## WORK TO DO
Reproduce each line of the material exactly, minus any picture.

## SOURCE MATERIAL
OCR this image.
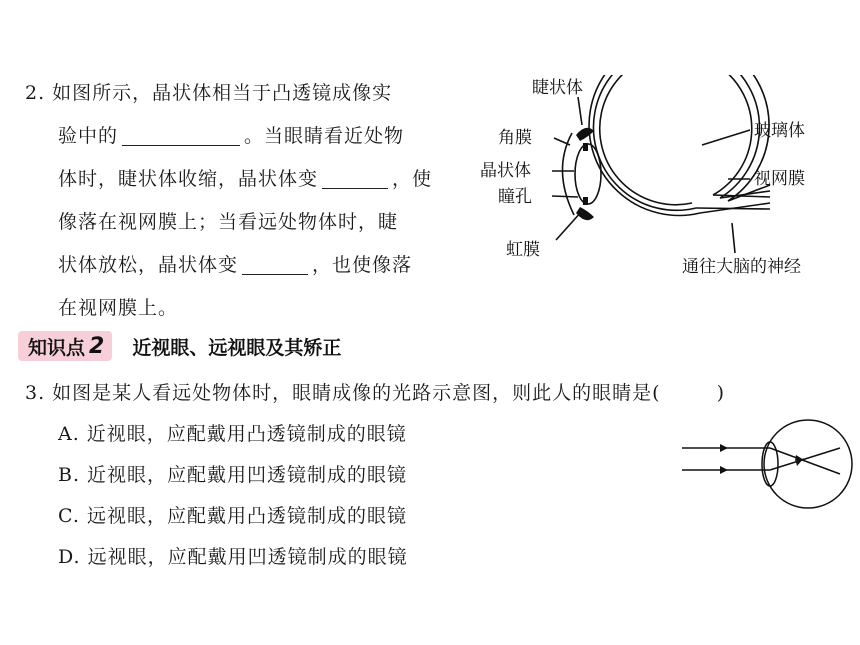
2. 如图所示，晶状体相当于凸透镜成像实
验中的	。当眼睛看近处物
体时，睫状体收缩，晶状体变	，使
像落在视网膜上；当看远处物体时，睫
状体放松，晶状体变	，也使像落
在视网膜上。
睫状体
角膜
晶状体
瞳孔
虹膜
玻璃体
视网膜
通往大脑的神经
知识点 2 近视眼、远视眼及其矫正
3. 如图是某人看远处物体时，眼睛成像的光路示意图，则此人的眼睛是(	)
A. 近视眼，应配戴用凸透镜制成的眼镜
B. 近视眼，应配戴用凹透镜制成的眼镜
C. 远视眼，应配戴用凸透镜制成的眼镜
D. 远视眼，应配戴用凹透镜制成的眼镜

## OUTPUT OF THE TASK
OCR this image.
2. 如图所示，晶状体相当于凸透镜成像实
验中的	。当眼睛看近处物
体时，睫状体收缩，晶状体变	，使
像落在视网膜上；当看远处物体时，睫
状体放松，晶状体变	，也使像落
在视网膜上。
睫状体
角膜
晶状体
瞳孔
虹膜
玻璃体
视网膜
通往大脑的神经
知识点 2 近视眼、远视眼及其矫正
3. 如图是某人看远处物体时，眼睛成像的光路示意图，则此人的眼睛是(	)
A. 近视眼，应配戴用凸透镜制成的眼镜
B. 近视眼，应配戴用凹透镜制成的眼镜
C. 远视眼，应配戴用凸透镜制成的眼镜
D. 远视眼，应配戴用凹透镜制成的眼镜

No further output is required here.